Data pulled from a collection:
━━━━━━━━━━━━━━━━━━━━
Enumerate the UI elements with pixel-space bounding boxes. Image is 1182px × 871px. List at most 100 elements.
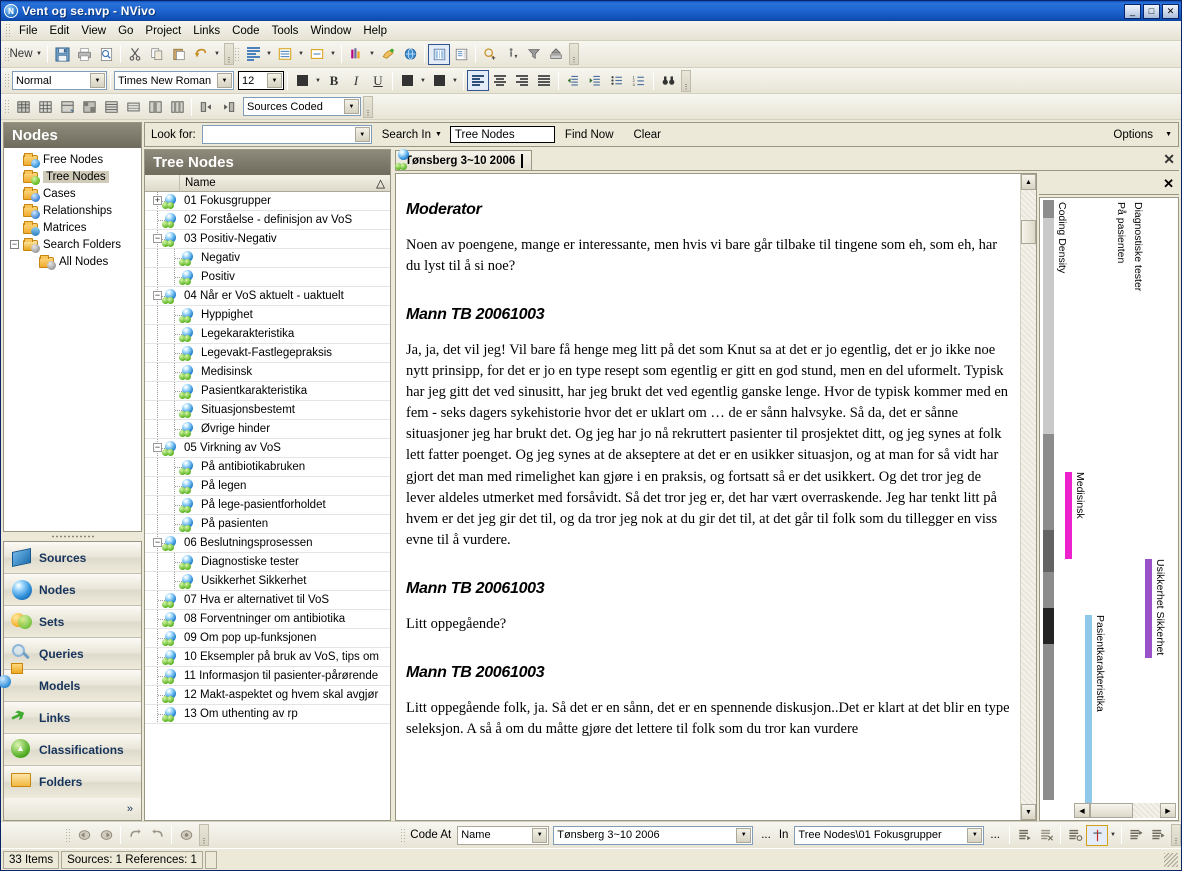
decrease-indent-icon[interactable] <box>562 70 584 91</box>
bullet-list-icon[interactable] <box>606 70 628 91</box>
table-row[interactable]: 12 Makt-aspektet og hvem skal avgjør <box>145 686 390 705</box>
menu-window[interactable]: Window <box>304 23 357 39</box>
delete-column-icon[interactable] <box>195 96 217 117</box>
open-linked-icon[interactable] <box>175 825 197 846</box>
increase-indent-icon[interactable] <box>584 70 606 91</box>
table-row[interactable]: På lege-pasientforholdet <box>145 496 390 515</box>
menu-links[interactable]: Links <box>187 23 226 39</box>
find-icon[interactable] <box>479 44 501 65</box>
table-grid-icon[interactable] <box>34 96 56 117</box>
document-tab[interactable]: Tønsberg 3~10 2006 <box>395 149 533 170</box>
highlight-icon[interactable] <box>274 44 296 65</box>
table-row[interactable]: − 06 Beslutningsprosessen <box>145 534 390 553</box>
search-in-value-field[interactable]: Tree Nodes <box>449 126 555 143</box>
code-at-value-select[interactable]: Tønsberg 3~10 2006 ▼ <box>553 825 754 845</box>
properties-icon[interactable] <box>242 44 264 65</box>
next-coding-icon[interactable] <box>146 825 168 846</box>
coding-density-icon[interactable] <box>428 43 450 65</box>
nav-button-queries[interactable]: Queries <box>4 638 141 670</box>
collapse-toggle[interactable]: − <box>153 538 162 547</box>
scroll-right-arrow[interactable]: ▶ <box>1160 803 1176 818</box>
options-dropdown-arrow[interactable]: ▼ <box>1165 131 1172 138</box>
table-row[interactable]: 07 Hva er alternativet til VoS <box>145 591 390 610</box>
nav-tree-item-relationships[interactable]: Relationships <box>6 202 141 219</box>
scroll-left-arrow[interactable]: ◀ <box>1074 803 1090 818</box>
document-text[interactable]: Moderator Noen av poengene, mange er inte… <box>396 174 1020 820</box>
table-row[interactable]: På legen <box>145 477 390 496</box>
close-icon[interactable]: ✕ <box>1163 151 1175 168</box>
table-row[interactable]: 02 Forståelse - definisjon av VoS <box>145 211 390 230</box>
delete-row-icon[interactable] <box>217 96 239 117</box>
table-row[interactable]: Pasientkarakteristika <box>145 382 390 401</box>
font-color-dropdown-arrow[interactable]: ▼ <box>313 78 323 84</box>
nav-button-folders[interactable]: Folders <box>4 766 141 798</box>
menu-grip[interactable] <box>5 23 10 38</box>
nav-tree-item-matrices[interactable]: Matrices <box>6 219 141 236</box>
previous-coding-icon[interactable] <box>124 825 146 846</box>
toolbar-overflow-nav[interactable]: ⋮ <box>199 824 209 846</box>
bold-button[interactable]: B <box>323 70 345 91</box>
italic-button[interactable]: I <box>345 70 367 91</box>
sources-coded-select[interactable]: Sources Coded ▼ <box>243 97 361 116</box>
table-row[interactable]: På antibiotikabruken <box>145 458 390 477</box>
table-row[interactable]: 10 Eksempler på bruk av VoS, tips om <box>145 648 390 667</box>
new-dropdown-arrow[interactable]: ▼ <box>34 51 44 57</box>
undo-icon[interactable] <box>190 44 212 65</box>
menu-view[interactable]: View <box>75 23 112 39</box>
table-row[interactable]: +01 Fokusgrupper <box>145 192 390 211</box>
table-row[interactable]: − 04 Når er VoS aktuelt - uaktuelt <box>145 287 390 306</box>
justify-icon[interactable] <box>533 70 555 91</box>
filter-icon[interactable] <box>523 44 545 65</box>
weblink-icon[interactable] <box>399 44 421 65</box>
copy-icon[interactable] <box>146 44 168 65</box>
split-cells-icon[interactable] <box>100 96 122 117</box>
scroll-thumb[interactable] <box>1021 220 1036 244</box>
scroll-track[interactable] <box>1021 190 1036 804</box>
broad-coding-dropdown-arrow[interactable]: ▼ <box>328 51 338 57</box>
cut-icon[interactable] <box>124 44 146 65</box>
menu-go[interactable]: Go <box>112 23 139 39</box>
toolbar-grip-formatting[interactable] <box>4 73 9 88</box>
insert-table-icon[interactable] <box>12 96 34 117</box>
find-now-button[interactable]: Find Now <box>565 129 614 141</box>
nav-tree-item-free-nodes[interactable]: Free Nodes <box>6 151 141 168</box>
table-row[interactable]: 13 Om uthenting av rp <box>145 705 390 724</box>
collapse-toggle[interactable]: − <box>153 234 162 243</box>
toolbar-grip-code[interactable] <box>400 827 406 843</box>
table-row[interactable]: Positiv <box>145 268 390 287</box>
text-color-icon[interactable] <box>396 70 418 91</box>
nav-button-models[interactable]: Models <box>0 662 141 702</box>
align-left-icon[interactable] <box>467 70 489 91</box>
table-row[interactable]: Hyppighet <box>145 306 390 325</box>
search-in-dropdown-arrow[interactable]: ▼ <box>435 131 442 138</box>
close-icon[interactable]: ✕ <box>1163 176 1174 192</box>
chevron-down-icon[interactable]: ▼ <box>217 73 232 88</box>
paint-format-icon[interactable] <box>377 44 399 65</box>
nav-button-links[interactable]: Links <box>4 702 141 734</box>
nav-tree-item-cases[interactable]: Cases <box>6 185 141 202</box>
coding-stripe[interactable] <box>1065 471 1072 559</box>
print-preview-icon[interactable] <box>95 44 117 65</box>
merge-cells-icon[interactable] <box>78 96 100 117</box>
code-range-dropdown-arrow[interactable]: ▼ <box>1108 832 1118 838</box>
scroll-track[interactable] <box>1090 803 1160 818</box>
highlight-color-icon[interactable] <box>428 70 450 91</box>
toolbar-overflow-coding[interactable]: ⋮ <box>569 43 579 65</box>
━━━━━━━━━━━━━━━━━━━━
SHORT EXERCISE: Copy out every row above word for word, leaving the pictures out of your copy.

COMPLETE ANSWER:
Enumerate the UI elements with pixel-space bounding boxes. Image is 1182px × 871px. List at most 100 elements.
decrease-indent-icon[interactable] <box>562 70 584 91</box>
bullet-list-icon[interactable] <box>606 70 628 91</box>
table-row[interactable]: 12 Makt-aspektet og hvem skal avgjør <box>145 686 390 705</box>
menu-window[interactable]: Window <box>304 23 357 39</box>
delete-column-icon[interactable] <box>195 96 217 117</box>
open-linked-icon[interactable] <box>175 825 197 846</box>
increase-indent-icon[interactable] <box>584 70 606 91</box>
table-row[interactable]: På lege-pasientforholdet <box>145 496 390 515</box>
menu-links[interactable]: Links <box>187 23 226 39</box>
find-icon[interactable] <box>479 44 501 65</box>
table-grid-icon[interactable] <box>34 96 56 117</box>
document-tab[interactable]: Tønsberg 3~10 2006 <box>395 149 533 170</box>
highlight-icon[interactable] <box>274 44 296 65</box>
table-row[interactable]: − 06 Beslutningsprosessen <box>145 534 390 553</box>
search-in-value-field[interactable]: Tree Nodes <box>449 126 555 143</box>
code-at-value-select[interactable]: Tønsberg 3~10 2006 ▼ <box>553 825 754 845</box>
properties-icon[interactable] <box>242 44 264 65</box>
next-coding-icon[interactable] <box>146 825 168 846</box>
coding-density-icon[interactable] <box>428 43 450 65</box>
nav-button-queries[interactable]: Queries <box>4 638 141 670</box>
collapse-toggle[interactable]: − <box>153 538 162 547</box>
scroll-right-arrow[interactable]: ▶ <box>1160 803 1176 818</box>
options-dropdown-arrow[interactable]: ▼ <box>1165 131 1172 138</box>
table-row[interactable]: 07 Hva er alternativet til VoS <box>145 591 390 610</box>
nav-tree-item-relationships[interactable]: Relationships <box>6 202 141 219</box>
scroll-left-arrow[interactable]: ◀ <box>1074 803 1090 818</box>
document-text[interactable]: Moderator Noen av poengene, mange er inte… <box>396 174 1020 820</box>
table-row[interactable]: På legen <box>145 477 390 496</box>
close-icon[interactable]: ✕ <box>1163 151 1175 168</box>
table-row[interactable]: 02 Forståelse - definisjon av VoS <box>145 211 390 230</box>
delete-row-icon[interactable] <box>217 96 239 117</box>
table-row[interactable]: Pasientkarakteristika <box>145 382 390 401</box>
font-color-dropdown-arrow[interactable]: ▼ <box>313 78 323 84</box>
nav-button-folders[interactable]: Folders <box>4 766 141 798</box>
menu-grip[interactable] <box>5 23 10 38</box>
nav-tree-item-matrices[interactable]: Matrices <box>6 219 141 236</box>
previous-coding-icon[interactable] <box>124 825 146 846</box>
toolbar-overflow-nav[interactable]: ⋮ <box>199 824 209 846</box>
bold-button[interactable]: B <box>323 70 345 91</box>
italic-button[interactable]: I <box>345 70 367 91</box>
sources-coded-select[interactable]: Sources Coded ▼ <box>243 97 361 116</box>
table-row[interactable]: På antibiotikabruken <box>145 458 390 477</box>
table-row[interactable]: 10 Eksempler på bruk av VoS, tips om <box>145 648 390 667</box>
new-dropdown-arrow[interactable]: ▼ <box>34 51 44 57</box>
undo-icon[interactable] <box>190 44 212 65</box>
menu-view[interactable]: View <box>75 23 112 39</box>
table-row[interactable]: +01 Fokusgrupper <box>145 192 390 211</box>
table-row[interactable]: − 04 Når er VoS aktuelt - uaktuelt <box>145 287 390 306</box>
justify-icon[interactable] <box>533 70 555 91</box>
filter-icon[interactable] <box>523 44 545 65</box>
weblink-icon[interactable] <box>399 44 421 65</box>
copy-icon[interactable] <box>146 44 168 65</box>
split-cells-icon[interactable] <box>100 96 122 117</box>
scroll-thumb[interactable] <box>1021 220 1036 244</box>
scroll-track[interactable] <box>1021 190 1036 804</box>
broad-coding-dropdown-arrow[interactable]: ▼ <box>328 51 338 57</box>
cut-icon[interactable] <box>124 44 146 65</box>
menu-go[interactable]: Go <box>112 23 139 39</box>
toolbar-grip-formatting[interactable] <box>4 73 9 88</box>
insert-table-icon[interactable] <box>12 96 34 117</box>
find-now-button[interactable]: Find Now <box>565 129 614 141</box>
nav-tree-item-free-nodes[interactable]: Free Nodes <box>6 151 141 168</box>
table-row[interactable]: 13 Om uthenting av rp <box>145 705 390 724</box>
collapse-toggle[interactable]: − <box>153 234 162 243</box>
toolbar-grip-code[interactable] <box>400 827 406 843</box>
table-row[interactable]: Positiv <box>145 268 390 287</box>
text-color-icon[interactable] <box>396 70 418 91</box>
nav-button-models[interactable]: Models <box>0 662 141 702</box>
align-left-icon[interactable] <box>467 70 489 91</box>
table-row[interactable]: Hyppighet <box>145 306 390 325</box>
search-in-dropdown-arrow[interactable]: ▼ <box>435 131 442 138</box>
close-icon[interactable]: ✕ <box>1163 176 1174 192</box>
chevron-down-icon[interactable]: ▼ <box>217 73 232 88</box>
paint-format-icon[interactable] <box>377 44 399 65</box>
nav-button-links[interactable]: Links <box>4 702 141 734</box>
nav-tree-item-cases[interactable]: Cases <box>6 185 141 202</box>
coding-stripe[interactable] <box>1065 471 1072 559</box>
print-preview-icon[interactable] <box>95 44 117 65</box>
merge-cells-icon[interactable] <box>78 96 100 117</box>
code-range-dropdown-arrow[interactable]: ▼ <box>1108 832 1118 838</box>
scroll-track[interactable] <box>1090 803 1160 818</box>
highlight-color-icon[interactable] <box>428 70 450 91</box>
toolbar-overflow-coding[interactable]: ⋮ <box>569 43 579 65</box>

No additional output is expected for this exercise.